(Stored data)

┏━━

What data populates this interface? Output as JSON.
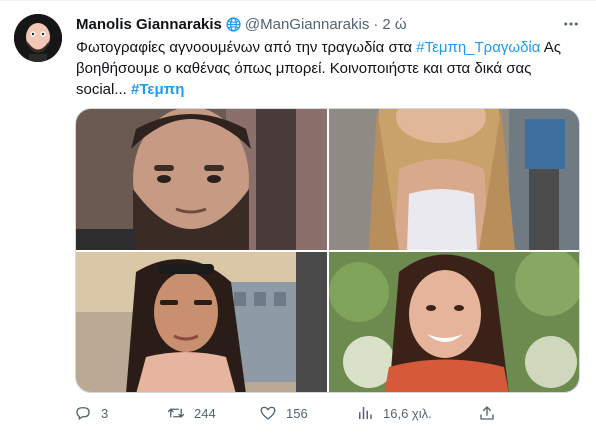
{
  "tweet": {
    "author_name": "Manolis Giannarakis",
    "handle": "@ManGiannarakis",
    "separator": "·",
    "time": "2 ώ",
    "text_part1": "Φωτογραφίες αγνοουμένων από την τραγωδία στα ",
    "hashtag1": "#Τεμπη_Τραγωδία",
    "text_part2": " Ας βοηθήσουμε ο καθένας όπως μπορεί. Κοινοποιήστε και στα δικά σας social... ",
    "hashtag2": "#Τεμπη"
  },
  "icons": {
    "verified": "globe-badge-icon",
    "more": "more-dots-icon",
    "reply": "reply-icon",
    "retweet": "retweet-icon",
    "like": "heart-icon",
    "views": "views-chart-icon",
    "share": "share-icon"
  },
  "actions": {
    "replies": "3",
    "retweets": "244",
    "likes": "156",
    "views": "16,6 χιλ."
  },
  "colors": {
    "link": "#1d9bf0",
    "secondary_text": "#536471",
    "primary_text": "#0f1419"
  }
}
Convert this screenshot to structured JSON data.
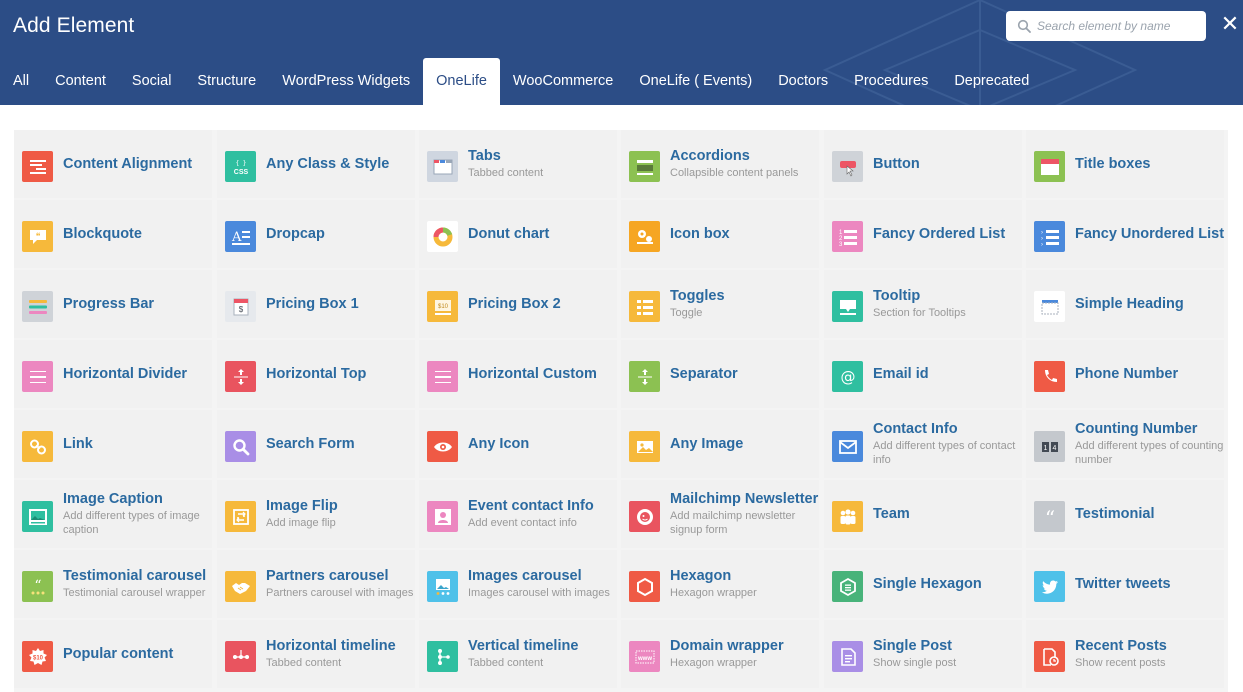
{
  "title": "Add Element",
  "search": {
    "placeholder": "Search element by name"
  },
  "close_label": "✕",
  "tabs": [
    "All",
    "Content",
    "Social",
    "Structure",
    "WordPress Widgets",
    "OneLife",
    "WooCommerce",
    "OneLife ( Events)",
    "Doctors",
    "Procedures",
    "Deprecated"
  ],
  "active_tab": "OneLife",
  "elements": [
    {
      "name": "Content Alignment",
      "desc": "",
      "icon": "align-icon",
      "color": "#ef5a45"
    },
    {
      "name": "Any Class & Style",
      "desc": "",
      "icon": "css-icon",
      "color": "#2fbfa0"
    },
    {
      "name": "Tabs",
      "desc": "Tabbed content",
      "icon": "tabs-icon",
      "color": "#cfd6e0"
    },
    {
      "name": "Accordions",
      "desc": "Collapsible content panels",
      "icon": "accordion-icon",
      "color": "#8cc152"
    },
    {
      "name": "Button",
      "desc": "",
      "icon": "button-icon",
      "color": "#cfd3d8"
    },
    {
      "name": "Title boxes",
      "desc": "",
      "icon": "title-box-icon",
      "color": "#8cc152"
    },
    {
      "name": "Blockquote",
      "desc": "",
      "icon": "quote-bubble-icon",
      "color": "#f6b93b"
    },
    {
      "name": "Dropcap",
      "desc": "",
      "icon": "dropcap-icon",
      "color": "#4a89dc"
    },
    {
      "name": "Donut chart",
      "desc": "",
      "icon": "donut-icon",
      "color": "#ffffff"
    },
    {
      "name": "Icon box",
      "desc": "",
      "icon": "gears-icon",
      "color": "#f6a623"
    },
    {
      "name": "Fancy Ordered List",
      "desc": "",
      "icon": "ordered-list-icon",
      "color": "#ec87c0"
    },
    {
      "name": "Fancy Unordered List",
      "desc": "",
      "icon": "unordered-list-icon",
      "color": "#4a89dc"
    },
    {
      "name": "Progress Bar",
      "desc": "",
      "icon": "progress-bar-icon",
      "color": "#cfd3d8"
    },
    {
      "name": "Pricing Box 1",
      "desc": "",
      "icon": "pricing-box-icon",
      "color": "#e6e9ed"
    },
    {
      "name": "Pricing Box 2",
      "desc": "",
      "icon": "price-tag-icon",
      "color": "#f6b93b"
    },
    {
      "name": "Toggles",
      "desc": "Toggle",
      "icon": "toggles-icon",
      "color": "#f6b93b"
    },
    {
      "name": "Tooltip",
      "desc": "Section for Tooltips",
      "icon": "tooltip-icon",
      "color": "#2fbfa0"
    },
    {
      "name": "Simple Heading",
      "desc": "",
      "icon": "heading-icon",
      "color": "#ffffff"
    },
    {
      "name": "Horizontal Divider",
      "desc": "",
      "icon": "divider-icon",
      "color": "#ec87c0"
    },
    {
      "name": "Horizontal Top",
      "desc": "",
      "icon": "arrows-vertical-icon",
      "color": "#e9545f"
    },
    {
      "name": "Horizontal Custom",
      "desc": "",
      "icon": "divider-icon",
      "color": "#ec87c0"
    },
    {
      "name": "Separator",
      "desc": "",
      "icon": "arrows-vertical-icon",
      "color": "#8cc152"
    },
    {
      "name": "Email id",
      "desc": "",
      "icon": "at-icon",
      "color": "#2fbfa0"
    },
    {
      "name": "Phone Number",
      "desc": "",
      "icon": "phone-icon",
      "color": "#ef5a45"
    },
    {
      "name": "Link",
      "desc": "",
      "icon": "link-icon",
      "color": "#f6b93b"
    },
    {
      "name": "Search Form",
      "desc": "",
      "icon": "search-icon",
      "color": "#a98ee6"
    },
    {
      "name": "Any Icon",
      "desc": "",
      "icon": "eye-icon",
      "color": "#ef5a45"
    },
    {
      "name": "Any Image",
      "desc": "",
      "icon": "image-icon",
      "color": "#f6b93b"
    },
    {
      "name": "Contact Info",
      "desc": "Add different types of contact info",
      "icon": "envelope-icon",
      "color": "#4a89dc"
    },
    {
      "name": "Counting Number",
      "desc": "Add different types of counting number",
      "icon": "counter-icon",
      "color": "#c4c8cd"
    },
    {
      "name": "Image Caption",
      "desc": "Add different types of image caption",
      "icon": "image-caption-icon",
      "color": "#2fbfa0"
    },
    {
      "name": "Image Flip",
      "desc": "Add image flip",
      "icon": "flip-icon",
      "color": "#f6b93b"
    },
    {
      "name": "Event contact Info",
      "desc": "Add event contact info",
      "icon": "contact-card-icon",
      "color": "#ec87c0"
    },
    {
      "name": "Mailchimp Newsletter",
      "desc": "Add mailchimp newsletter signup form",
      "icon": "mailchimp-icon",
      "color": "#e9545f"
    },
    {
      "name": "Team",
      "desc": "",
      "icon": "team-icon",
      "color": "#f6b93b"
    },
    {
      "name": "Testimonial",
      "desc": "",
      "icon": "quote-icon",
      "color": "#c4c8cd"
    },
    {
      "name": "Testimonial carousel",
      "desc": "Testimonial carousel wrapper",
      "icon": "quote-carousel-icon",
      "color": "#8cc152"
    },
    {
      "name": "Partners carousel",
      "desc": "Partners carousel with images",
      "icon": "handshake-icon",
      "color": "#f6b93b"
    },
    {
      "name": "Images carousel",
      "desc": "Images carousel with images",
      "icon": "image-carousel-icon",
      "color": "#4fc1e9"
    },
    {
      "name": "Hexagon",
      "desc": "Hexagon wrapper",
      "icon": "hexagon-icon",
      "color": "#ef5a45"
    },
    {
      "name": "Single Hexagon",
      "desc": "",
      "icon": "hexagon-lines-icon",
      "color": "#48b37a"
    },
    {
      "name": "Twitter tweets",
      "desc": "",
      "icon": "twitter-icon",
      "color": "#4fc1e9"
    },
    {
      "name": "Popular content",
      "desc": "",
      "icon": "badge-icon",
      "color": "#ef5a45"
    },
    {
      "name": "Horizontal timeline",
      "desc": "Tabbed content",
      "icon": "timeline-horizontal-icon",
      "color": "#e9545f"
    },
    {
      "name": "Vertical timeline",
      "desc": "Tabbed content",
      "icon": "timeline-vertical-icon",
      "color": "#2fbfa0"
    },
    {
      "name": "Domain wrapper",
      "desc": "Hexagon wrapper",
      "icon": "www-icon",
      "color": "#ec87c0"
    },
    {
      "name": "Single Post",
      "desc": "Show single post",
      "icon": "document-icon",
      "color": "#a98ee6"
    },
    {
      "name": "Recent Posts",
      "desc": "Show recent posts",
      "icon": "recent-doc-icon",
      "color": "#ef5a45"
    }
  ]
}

┗━━
┏━━

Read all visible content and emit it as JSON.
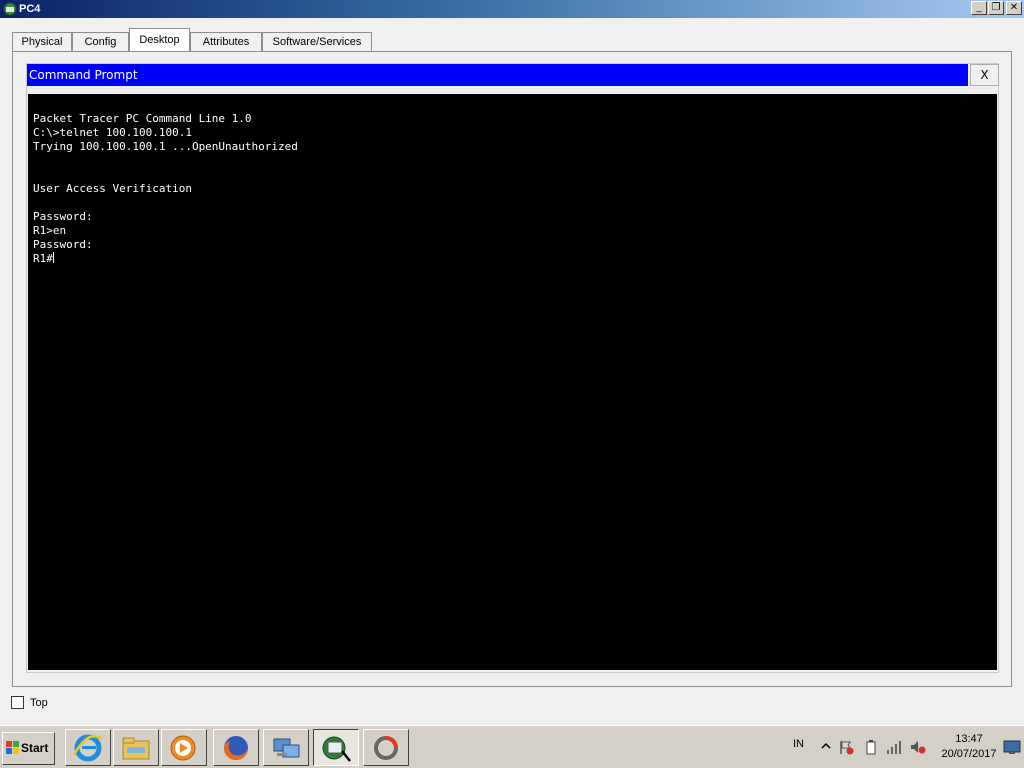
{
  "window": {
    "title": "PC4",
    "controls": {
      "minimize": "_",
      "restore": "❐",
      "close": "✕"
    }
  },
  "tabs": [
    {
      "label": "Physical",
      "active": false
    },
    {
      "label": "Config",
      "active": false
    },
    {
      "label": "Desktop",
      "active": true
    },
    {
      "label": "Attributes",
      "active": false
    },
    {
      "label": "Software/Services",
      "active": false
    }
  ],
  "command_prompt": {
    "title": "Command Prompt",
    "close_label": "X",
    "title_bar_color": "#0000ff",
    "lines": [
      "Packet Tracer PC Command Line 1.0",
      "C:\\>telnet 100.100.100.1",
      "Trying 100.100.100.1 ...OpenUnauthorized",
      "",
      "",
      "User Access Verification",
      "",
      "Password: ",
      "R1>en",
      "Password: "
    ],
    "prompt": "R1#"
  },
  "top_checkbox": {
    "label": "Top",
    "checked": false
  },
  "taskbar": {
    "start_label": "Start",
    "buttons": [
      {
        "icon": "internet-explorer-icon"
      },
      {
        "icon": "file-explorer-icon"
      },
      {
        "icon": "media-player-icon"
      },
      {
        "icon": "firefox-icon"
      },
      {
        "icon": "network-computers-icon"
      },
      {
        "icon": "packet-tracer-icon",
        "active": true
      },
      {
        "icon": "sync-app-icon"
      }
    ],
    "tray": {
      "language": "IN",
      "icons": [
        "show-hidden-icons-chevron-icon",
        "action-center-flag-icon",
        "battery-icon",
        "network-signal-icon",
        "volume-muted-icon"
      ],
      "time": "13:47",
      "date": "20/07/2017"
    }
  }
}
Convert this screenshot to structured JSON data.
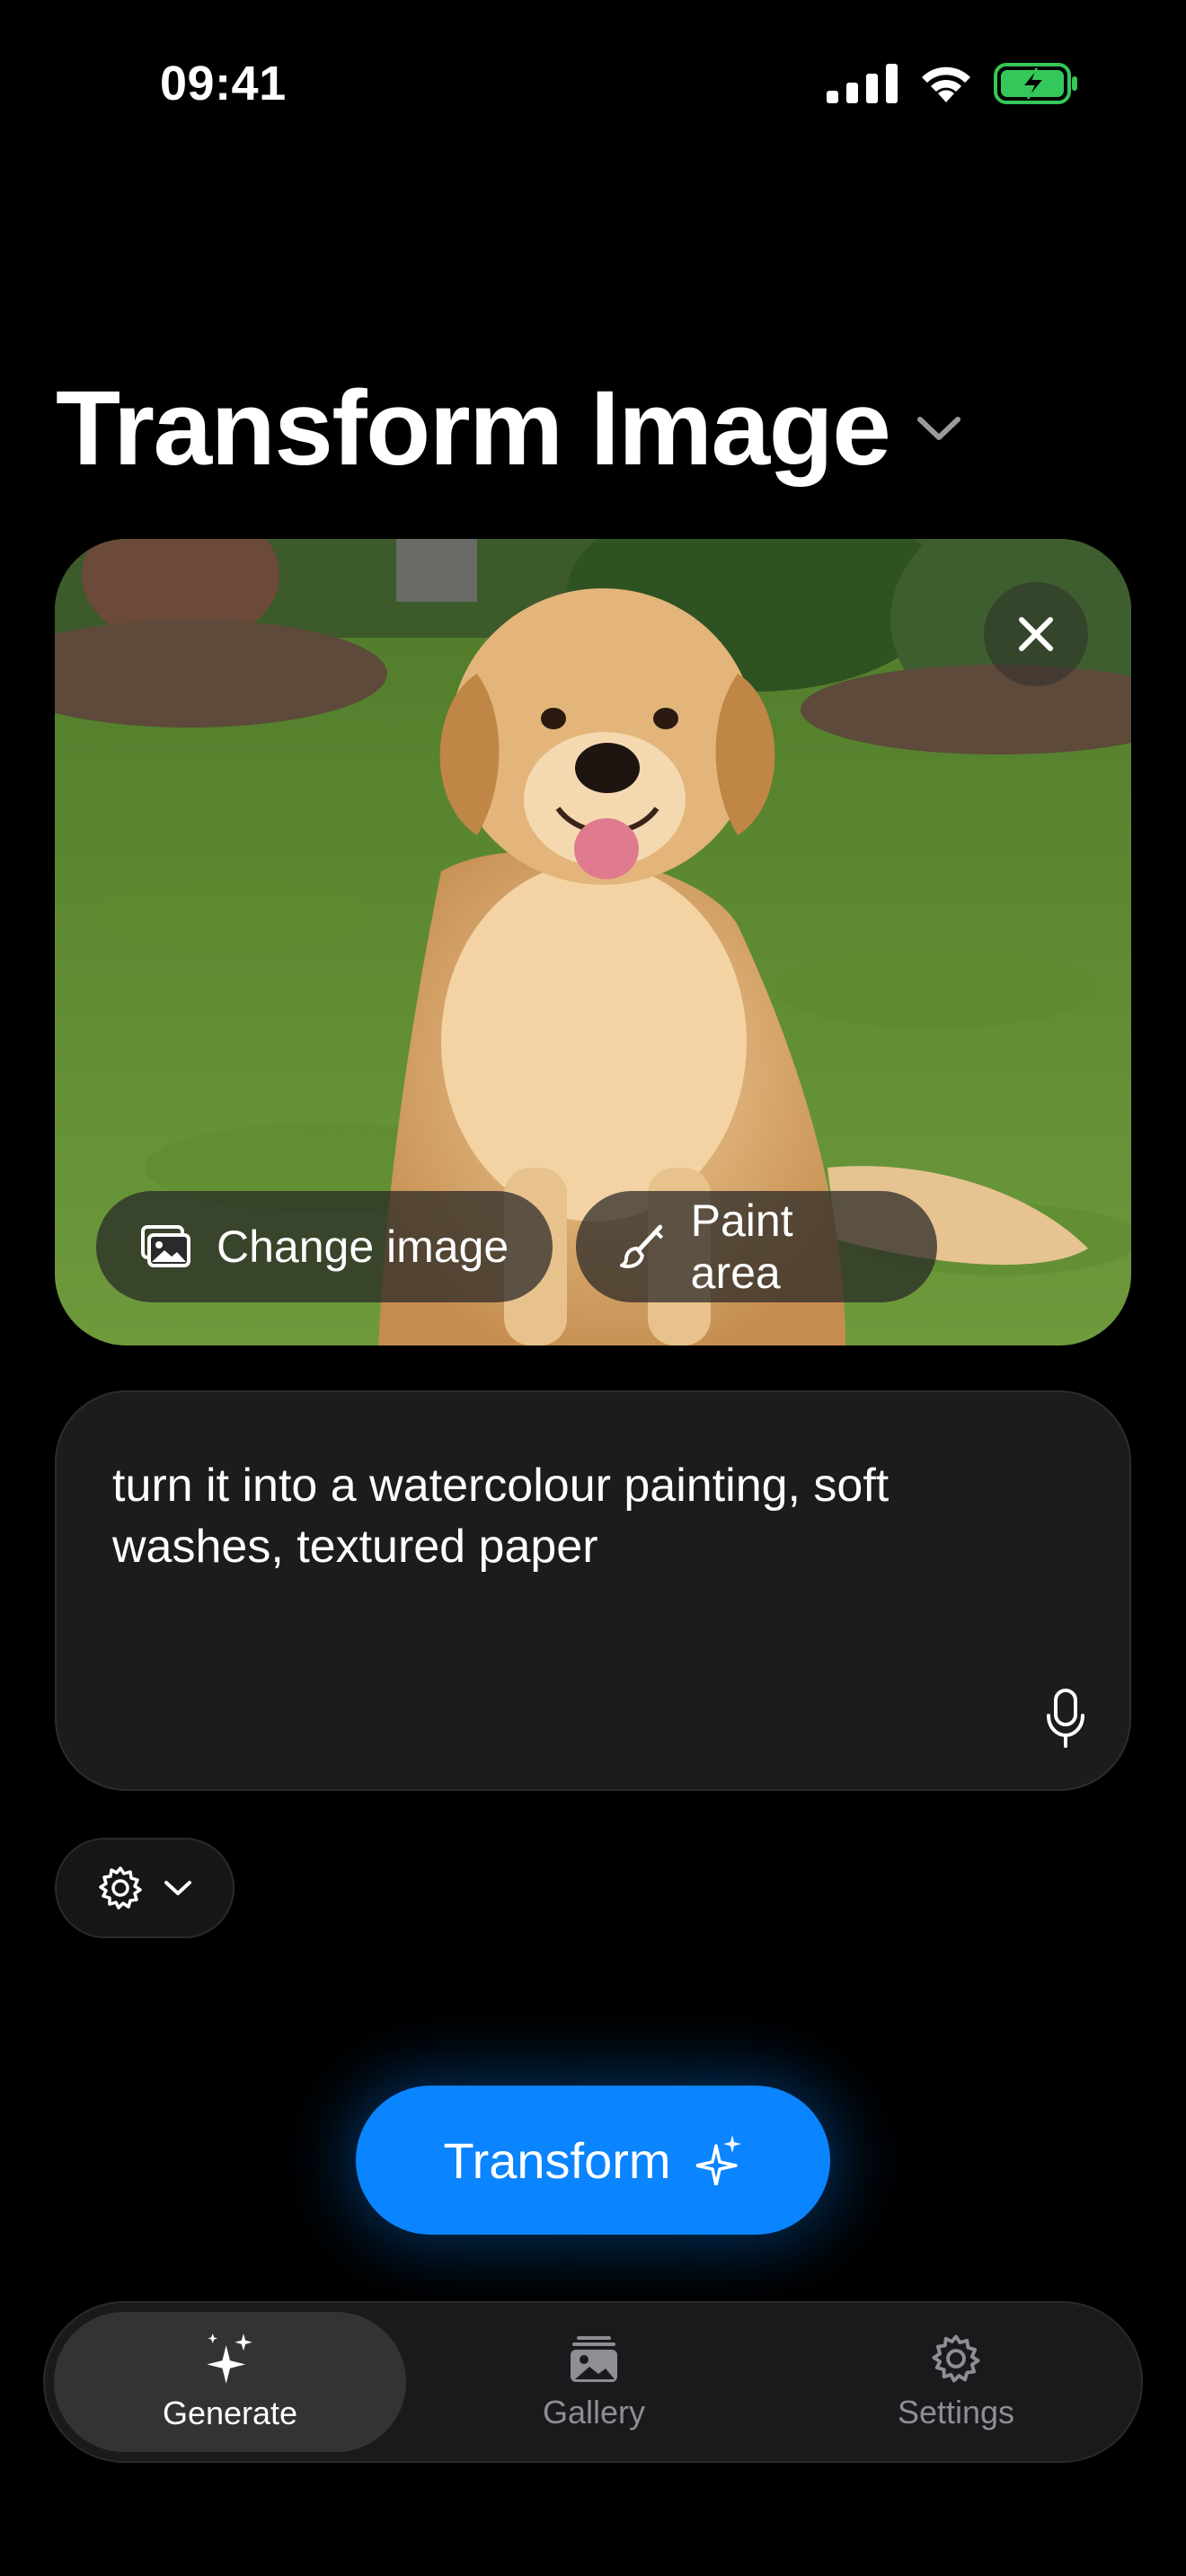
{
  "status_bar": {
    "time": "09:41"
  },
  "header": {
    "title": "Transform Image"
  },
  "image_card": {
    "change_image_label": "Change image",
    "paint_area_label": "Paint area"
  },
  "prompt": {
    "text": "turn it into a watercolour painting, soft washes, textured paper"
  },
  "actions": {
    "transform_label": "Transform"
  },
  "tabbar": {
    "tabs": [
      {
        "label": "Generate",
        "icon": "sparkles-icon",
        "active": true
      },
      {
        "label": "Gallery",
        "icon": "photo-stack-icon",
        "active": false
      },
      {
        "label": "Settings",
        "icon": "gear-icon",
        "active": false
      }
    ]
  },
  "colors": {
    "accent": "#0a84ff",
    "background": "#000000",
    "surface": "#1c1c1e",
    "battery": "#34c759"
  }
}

┗━━

Problem to work on: Extract each line holding the string "carousel".

Worked solution:
      "name": "Testimonial carousel",
      "desc": "Testimonial carousel wrapper",
      "icon": "quote-carousel-icon",
      "name": "Partners carousel",
      "desc": "Partners carousel with images",
      "name": "Images carousel",
      "desc": "Images carousel with images",
      "icon": "image-carousel-icon",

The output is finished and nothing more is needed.